**Stored data**
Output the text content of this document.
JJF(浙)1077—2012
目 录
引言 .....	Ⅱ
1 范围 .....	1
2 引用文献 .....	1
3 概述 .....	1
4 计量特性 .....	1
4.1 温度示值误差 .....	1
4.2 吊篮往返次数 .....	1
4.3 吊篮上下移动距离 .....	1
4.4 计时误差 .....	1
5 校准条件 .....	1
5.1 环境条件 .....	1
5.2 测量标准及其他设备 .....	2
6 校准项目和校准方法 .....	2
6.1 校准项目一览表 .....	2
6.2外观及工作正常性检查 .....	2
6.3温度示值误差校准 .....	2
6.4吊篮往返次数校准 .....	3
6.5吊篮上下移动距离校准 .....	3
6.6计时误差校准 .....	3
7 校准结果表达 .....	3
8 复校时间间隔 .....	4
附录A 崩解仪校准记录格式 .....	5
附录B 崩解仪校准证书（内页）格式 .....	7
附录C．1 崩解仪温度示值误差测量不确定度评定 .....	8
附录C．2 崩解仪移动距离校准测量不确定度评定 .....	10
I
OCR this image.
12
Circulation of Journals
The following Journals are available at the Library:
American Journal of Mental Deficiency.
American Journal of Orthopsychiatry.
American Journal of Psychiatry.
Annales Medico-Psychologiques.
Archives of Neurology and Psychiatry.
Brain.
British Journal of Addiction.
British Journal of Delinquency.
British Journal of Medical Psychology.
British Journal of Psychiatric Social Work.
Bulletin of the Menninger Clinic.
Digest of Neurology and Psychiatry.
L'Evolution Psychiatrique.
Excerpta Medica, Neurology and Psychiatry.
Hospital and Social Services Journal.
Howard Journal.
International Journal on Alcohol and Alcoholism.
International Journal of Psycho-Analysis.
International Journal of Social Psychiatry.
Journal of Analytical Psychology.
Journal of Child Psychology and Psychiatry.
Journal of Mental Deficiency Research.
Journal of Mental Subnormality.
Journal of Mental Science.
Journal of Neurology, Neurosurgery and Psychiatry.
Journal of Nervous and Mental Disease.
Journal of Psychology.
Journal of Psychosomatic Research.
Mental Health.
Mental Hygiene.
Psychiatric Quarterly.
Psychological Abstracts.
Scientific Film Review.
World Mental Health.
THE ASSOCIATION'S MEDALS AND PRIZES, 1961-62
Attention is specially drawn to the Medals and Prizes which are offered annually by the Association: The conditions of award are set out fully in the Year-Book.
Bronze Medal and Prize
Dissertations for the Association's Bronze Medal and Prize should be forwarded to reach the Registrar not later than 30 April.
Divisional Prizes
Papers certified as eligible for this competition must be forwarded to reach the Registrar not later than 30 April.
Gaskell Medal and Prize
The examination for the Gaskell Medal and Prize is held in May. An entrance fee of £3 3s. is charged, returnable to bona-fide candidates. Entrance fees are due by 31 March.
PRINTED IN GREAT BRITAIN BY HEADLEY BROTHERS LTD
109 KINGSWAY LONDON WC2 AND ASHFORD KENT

**SET PROBLEM**
Repeat the records above exactly, leaving none out.

**THE RESPONSE**
Output the text content of this document.
JJF(浙)1077—2012
目 录
引言 .....	Ⅱ
1 范围 .....	1
2 引用文献 .....	1
3 概述 .....	1
4 计量特性 .....	1
4.1 温度示值误差 .....	1
4.2 吊篮往返次数 .....	1
4.3 吊篮上下移动距离 .....	1
4.4 计时误差 .....	1
5 校准条件 .....	1
5.1 环境条件 .....	1
5.2 测量标准及其他设备 .....	2
6 校准项目和校准方法 .....	2
6.1 校准项目一览表 .....	2
6.2外观及工作正常性检查 .....	2
6.3温度示值误差校准 .....	2
6.4吊篮往返次数校准 .....	3
6.5吊篮上下移动距离校准 .....	3
6.6计时误差校准 .....	3
7 校准结果表达 .....	3
8 复校时间间隔 .....	4
附录A 崩解仪校准记录格式 .....	5
附录B 崩解仪校准证书（内页）格式 .....	7
附录C．1 崩解仪温度示值误差测量不确定度评定 .....	8
附录C．2 崩解仪移动距离校准测量不确定度评定 .....	10
I
OCR this image.
12
Circulation of Journals
The following Journals are available at the Library:
American Journal of Mental Deficiency.
American Journal of Orthopsychiatry.
American Journal of Psychiatry.
Annales Medico-Psychologiques.
Archives of Neurology and Psychiatry.
Brain.
British Journal of Addiction.
British Journal of Delinquency.
British Journal of Medical Psychology.
British Journal of Psychiatric Social Work.
Bulletin of the Menninger Clinic.
Digest of Neurology and Psychiatry.
L'Evolution Psychiatrique.
Excerpta Medica, Neurology and Psychiatry.
Hospital and Social Services Journal.
Howard Journal.
International Journal on Alcohol and Alcoholism.
International Journal of Psycho-Analysis.
International Journal of Social Psychiatry.
Journal of Analytical Psychology.
Journal of Child Psychology and Psychiatry.
Journal of Mental Deficiency Research.
Journal of Mental Subnormality.
Journal of Mental Science.
Journal of Neurology, Neurosurgery and Psychiatry.
Journal of Nervous and Mental Disease.
Journal of Psychology.
Journal of Psychosomatic Research.
Mental Health.
Mental Hygiene.
Psychiatric Quarterly.
Psychological Abstracts.
Scientific Film Review.
World Mental Health.
THE ASSOCIATION'S MEDALS AND PRIZES, 1961-62
Attention is specially drawn to the Medals and Prizes which are offered annually by the Association: The conditions of award are set out fully in the Year-Book.
Bronze Medal and Prize
Dissertations for the Association's Bronze Medal and Prize should be forwarded to reach the Registrar not later than 30 April.
Divisional Prizes
Papers certified as eligible for this competition must be forwarded to reach the Registrar not later than 30 April.
Gaskell Medal and Prize
The examination for the Gaskell Medal and Prize is held in May. An entrance fee of £3 3s. is charged, returnable to bona-fide candidates. Entrance fees are due by 31 March.
PRINTED IN GREAT BRITAIN BY HEADLEY BROTHERS LTD
109 KINGSWAY LONDON WC2 AND ASHFORD KENT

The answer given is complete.